▸ Written request: Repeat the listing in full, exactly as it stands.

▸ Dataset records:
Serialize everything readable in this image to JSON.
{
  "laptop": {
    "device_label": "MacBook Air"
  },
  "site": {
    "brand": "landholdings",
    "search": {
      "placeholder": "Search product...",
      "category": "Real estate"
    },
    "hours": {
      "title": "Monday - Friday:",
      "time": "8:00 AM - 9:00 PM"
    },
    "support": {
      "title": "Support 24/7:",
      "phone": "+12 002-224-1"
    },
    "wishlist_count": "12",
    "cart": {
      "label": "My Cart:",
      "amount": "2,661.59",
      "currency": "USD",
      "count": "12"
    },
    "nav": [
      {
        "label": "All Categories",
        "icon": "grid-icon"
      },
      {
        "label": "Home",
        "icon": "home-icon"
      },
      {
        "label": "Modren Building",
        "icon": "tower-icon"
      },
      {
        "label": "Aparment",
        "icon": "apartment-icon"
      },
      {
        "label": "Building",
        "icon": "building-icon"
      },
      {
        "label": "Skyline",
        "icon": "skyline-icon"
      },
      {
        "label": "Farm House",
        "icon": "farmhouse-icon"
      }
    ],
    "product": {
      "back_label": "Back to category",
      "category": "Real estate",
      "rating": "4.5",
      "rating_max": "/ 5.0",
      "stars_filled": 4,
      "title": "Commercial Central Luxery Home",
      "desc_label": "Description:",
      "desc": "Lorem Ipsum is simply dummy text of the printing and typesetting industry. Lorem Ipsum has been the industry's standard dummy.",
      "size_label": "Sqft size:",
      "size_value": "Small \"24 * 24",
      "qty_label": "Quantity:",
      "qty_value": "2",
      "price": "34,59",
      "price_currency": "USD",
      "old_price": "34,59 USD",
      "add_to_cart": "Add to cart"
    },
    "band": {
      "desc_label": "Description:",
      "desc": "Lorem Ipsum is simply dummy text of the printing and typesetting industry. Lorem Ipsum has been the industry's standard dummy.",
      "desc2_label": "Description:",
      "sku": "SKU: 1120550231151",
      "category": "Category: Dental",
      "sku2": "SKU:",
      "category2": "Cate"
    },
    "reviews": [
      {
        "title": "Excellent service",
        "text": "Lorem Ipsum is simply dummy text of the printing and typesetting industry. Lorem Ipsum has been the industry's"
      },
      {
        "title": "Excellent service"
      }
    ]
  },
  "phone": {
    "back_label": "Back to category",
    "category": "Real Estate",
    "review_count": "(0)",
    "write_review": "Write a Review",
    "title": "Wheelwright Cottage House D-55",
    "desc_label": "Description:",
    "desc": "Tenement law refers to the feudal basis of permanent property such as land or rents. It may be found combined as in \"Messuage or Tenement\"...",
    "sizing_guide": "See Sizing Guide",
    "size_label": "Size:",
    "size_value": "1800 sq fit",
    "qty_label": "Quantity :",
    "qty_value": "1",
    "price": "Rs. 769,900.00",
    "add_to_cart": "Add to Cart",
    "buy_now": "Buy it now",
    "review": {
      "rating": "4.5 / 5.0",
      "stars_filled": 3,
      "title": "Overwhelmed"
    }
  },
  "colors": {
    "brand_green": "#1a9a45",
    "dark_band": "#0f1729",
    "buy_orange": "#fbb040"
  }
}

▸ Output for this task:
Serialize everything readable in this image to JSON.
{
  "laptop": {
    "device_label": "MacBook Air"
  },
  "site": {
    "brand": "landholdings",
    "search": {
      "placeholder": "Search product...",
      "category": "Real estate"
    },
    "hours": {
      "title": "Monday - Friday:",
      "time": "8:00 AM - 9:00 PM"
    },
    "support": {
      "title": "Support 24/7:",
      "phone": "+12 002-224-1"
    },
    "wishlist_count": "12",
    "cart": {
      "label": "My Cart:",
      "amount": "2,661.59",
      "currency": "USD",
      "count": "12"
    },
    "nav": [
      {
        "label": "All Categories",
        "icon": "grid-icon"
      },
      {
        "label": "Home",
        "icon": "home-icon"
      },
      {
        "label": "Modren Building",
        "icon": "tower-icon"
      },
      {
        "label": "Aparment",
        "icon": "apartment-icon"
      },
      {
        "label": "Building",
        "icon": "building-icon"
      },
      {
        "label": "Skyline",
        "icon": "skyline-icon"
      },
      {
        "label": "Farm House",
        "icon": "farmhouse-icon"
      }
    ],
    "product": {
      "back_label": "Back to category",
      "category": "Real estate",
      "rating": "4.5",
      "rating_max": "/ 5.0",
      "stars_filled": 4,
      "title": "Commercial Central Luxery Home",
      "desc_label": "Description:",
      "desc": "Lorem Ipsum is simply dummy text of the printing and typesetting industry. Lorem Ipsum has been the industry's standard dummy.",
      "size_label": "Sqft size:",
      "size_value": "Small \"24 * 24",
      "qty_label": "Quantity:",
      "qty_value": "2",
      "price": "34,59",
      "price_currency": "USD",
      "old_price": "34,59 USD",
      "add_to_cart": "Add to cart"
    },
    "band": {
      "desc_label": "Description:",
      "desc": "Lorem Ipsum is simply dummy text of the printing and typesetting industry. Lorem Ipsum has been the industry's standard dummy.",
      "desc2_label": "Description:",
      "sku": "SKU: 1120550231151",
      "category": "Category: Dental",
      "sku2": "SKU:",
      "category2": "Cate"
    },
    "reviews": [
      {
        "title": "Excellent service",
        "text": "Lorem Ipsum is simply dummy text of the printing and typesetting industry. Lorem Ipsum has been the industry's"
      },
      {
        "title": "Excellent service"
      }
    ]
  },
  "phone": {
    "back_label": "Back to category",
    "category": "Real Estate",
    "review_count": "(0)",
    "write_review": "Write a Review",
    "title": "Wheelwright Cottage House D-55",
    "desc_label": "Description:",
    "desc": "Tenement law refers to the feudal basis of permanent property such as land or rents. It may be found combined as in \"Messuage or Tenement\"...",
    "sizing_guide": "See Sizing Guide",
    "size_label": "Size:",
    "size_value": "1800 sq fit",
    "qty_label": "Quantity :",
    "qty_value": "1",
    "price": "Rs. 769,900.00",
    "add_to_cart": "Add to Cart",
    "buy_now": "Buy it now",
    "review": {
      "rating": "4.5 / 5.0",
      "stars_filled": 3,
      "title": "Overwhelmed"
    }
  },
  "colors": {
    "brand_green": "#1a9a45",
    "dark_band": "#0f1729",
    "buy_orange": "#fbb040"
  }
}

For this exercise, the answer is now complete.